**** STORED ROWS ****

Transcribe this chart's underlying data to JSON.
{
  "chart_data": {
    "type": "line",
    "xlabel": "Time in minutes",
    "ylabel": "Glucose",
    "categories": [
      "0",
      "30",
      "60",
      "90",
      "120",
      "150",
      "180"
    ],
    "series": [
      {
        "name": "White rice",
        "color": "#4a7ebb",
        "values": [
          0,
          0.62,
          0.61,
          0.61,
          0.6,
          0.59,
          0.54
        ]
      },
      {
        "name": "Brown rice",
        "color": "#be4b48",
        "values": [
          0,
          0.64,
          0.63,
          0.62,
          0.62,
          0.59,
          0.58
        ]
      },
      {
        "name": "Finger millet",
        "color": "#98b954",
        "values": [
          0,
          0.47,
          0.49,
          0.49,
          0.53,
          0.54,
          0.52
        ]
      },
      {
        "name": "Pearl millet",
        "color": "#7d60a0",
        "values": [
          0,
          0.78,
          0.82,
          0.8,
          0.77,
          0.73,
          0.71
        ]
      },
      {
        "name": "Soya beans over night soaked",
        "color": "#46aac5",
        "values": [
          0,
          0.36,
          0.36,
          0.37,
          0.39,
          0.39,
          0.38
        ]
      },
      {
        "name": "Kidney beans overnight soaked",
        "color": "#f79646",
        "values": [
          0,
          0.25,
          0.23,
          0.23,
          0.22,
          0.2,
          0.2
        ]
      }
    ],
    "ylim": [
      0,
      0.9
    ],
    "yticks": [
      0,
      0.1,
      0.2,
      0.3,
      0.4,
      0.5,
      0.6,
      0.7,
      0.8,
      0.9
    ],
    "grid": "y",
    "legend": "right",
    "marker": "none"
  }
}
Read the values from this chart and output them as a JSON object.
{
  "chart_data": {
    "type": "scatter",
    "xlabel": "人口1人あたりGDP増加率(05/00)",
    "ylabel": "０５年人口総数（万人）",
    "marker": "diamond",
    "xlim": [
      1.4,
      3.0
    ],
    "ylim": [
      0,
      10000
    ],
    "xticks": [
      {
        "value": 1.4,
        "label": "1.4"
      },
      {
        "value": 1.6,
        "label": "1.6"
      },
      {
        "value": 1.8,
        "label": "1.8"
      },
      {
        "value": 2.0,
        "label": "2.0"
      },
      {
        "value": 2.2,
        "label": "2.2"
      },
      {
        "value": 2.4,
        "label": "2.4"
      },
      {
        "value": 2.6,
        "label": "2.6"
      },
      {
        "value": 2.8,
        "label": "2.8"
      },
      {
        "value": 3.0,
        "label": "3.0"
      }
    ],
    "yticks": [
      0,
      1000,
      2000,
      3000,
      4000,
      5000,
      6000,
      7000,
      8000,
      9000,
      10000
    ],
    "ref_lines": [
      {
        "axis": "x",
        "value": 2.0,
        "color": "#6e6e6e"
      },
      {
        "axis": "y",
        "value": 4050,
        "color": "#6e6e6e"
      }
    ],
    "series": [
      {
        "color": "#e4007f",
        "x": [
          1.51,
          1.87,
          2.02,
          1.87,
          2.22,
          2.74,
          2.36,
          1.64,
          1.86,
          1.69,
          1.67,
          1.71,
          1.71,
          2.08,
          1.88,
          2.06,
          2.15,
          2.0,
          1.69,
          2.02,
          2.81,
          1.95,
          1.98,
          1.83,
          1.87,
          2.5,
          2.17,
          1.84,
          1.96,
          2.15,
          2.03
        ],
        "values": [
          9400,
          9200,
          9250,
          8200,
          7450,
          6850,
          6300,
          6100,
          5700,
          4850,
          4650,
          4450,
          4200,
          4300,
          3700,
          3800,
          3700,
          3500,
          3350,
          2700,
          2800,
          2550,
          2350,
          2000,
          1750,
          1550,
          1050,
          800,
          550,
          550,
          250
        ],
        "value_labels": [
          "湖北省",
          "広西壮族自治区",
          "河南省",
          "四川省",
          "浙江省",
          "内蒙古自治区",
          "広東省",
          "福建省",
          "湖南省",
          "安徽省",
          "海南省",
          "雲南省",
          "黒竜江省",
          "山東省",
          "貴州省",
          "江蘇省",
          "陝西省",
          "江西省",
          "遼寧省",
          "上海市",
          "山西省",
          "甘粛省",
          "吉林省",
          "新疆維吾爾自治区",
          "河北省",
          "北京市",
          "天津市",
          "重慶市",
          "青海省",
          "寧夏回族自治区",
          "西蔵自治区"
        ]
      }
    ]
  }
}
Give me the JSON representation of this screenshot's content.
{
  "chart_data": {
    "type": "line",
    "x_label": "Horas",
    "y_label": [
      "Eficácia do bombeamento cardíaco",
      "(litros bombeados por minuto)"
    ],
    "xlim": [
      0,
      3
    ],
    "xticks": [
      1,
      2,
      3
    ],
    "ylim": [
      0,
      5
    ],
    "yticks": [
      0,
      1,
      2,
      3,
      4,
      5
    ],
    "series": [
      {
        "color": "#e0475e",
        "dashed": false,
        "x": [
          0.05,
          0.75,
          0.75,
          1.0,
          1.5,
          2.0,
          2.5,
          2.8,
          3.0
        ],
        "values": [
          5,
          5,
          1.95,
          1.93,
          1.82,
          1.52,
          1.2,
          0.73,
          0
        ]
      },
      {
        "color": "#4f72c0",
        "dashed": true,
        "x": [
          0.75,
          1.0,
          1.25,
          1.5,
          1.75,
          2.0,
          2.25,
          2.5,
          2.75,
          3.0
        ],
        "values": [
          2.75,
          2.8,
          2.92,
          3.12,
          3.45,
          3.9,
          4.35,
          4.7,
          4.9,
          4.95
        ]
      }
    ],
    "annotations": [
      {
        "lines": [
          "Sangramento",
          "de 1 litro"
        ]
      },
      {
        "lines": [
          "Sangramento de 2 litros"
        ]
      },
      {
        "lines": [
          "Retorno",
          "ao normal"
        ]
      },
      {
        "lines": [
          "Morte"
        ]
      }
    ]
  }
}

****

▸ **DIRECTIONS FOR THIS TASK**: Please restate the data word for word, every record included.

▸ **FULL ANSWER**:
Transcribe this chart's underlying data to JSON.
{
  "chart_data": {
    "type": "line",
    "xlabel": "Time in minutes",
    "ylabel": "Glucose",
    "categories": [
      "0",
      "30",
      "60",
      "90",
      "120",
      "150",
      "180"
    ],
    "series": [
      {
        "name": "White rice",
        "color": "#4a7ebb",
        "values": [
          0,
          0.62,
          0.61,
          0.61,
          0.6,
          0.59,
          0.54
        ]
      },
      {
        "name": "Brown rice",
        "color": "#be4b48",
        "values": [
          0,
          0.64,
          0.63,
          0.62,
          0.62,
          0.59,
          0.58
        ]
      },
      {
        "name": "Finger millet",
        "color": "#98b954",
        "values": [
          0,
          0.47,
          0.49,
          0.49,
          0.53,
          0.54,
          0.52
        ]
      },
      {
        "name": "Pearl millet",
        "color": "#7d60a0",
        "values": [
          0,
          0.78,
          0.82,
          0.8,
          0.77,
          0.73,
          0.71
        ]
      },
      {
        "name": "Soya beans over night soaked",
        "color": "#46aac5",
        "values": [
          0,
          0.36,
          0.36,
          0.37,
          0.39,
          0.39,
          0.38
        ]
      },
      {
        "name": "Kidney beans overnight soaked",
        "color": "#f79646",
        "values": [
          0,
          0.25,
          0.23,
          0.23,
          0.22,
          0.2,
          0.2
        ]
      }
    ],
    "ylim": [
      0,
      0.9
    ],
    "yticks": [
      0,
      0.1,
      0.2,
      0.3,
      0.4,
      0.5,
      0.6,
      0.7,
      0.8,
      0.9
    ],
    "grid": "y",
    "legend": "right",
    "marker": "none"
  }
}
Read the values from this chart and output them as a JSON object.
{
  "chart_data": {
    "type": "scatter",
    "xlabel": "人口1人あたりGDP増加率(05/00)",
    "ylabel": "０５年人口総数（万人）",
    "marker": "diamond",
    "xlim": [
      1.4,
      3.0
    ],
    "ylim": [
      0,
      10000
    ],
    "xticks": [
      {
        "value": 1.4,
        "label": "1.4"
      },
      {
        "value": 1.6,
        "label": "1.6"
      },
      {
        "value": 1.8,
        "label": "1.8"
      },
      {
        "value": 2.0,
        "label": "2.0"
      },
      {
        "value": 2.2,
        "label": "2.2"
      },
      {
        "value": 2.4,
        "label": "2.4"
      },
      {
        "value": 2.6,
        "label": "2.6"
      },
      {
        "value": 2.8,
        "label": "2.8"
      },
      {
        "value": 3.0,
        "label": "3.0"
      }
    ],
    "yticks": [
      0,
      1000,
      2000,
      3000,
      4000,
      5000,
      6000,
      7000,
      8000,
      9000,
      10000
    ],
    "ref_lines": [
      {
        "axis": "x",
        "value": 2.0,
        "color": "#6e6e6e"
      },
      {
        "axis": "y",
        "value": 4050,
        "color": "#6e6e6e"
      }
    ],
    "series": [
      {
        "color": "#e4007f",
        "x": [
          1.51,
          1.87,
          2.02,
          1.87,
          2.22,
          2.74,
          2.36,
          1.64,
          1.86,
          1.69,
          1.67,
          1.71,
          1.71,
          2.08,
          1.88,
          2.06,
          2.15,
          2.0,
          1.69,
          2.02,
          2.81,
          1.95,
          1.98,
          1.83,
          1.87,
          2.5,
          2.17,
          1.84,
          1.96,
          2.15,
          2.03
        ],
        "values": [
          9400,
          9200,
          9250,
          8200,
          7450,
          6850,
          6300,
          6100,
          5700,
          4850,
          4650,
          4450,
          4200,
          4300,
          3700,
          3800,
          3700,
          3500,
          3350,
          2700,
          2800,
          2550,
          2350,
          2000,
          1750,
          1550,
          1050,
          800,
          550,
          550,
          250
        ],
        "value_labels": [
          "湖北省",
          "広西壮族自治区",
          "河南省",
          "四川省",
          "浙江省",
          "内蒙古自治区",
          "広東省",
          "福建省",
          "湖南省",
          "安徽省",
          "海南省",
          "雲南省",
          "黒竜江省",
          "山東省",
          "貴州省",
          "江蘇省",
          "陝西省",
          "江西省",
          "遼寧省",
          "上海市",
          "山西省",
          "甘粛省",
          "吉林省",
          "新疆維吾爾自治区",
          "河北省",
          "北京市",
          "天津市",
          "重慶市",
          "青海省",
          "寧夏回族自治区",
          "西蔵自治区"
        ]
      }
    ]
  }
}
Give me the JSON representation of this screenshot's content.
{
  "chart_data": {
    "type": "line",
    "x_label": "Horas",
    "y_label": [
      "Eficácia do bombeamento cardíaco",
      "(litros bombeados por minuto)"
    ],
    "xlim": [
      0,
      3
    ],
    "xticks": [
      1,
      2,
      3
    ],
    "ylim": [
      0,
      5
    ],
    "yticks": [
      0,
      1,
      2,
      3,
      4,
      5
    ],
    "series": [
      {
        "color": "#e0475e",
        "dashed": false,
        "x": [
          0.05,
          0.75,
          0.75,
          1.0,
          1.5,
          2.0,
          2.5,
          2.8,
          3.0
        ],
        "values": [
          5,
          5,
          1.95,
          1.93,
          1.82,
          1.52,
          1.2,
          0.73,
          0
        ]
      },
      {
        "color": "#4f72c0",
        "dashed": true,
        "x": [
          0.75,
          1.0,
          1.25,
          1.5,
          1.75,
          2.0,
          2.25,
          2.5,
          2.75,
          3.0
        ],
        "values": [
          2.75,
          2.8,
          2.92,
          3.12,
          3.45,
          3.9,
          4.35,
          4.7,
          4.9,
          4.95
        ]
      }
    ],
    "annotations": [
      {
        "lines": [
          "Sangramento",
          "de 1 litro"
        ]
      },
      {
        "lines": [
          "Sangramento de 2 litros"
        ]
      },
      {
        "lines": [
          "Retorno",
          "ao normal"
        ]
      },
      {
        "lines": [
          "Morte"
        ]
      }
    ]
  }
}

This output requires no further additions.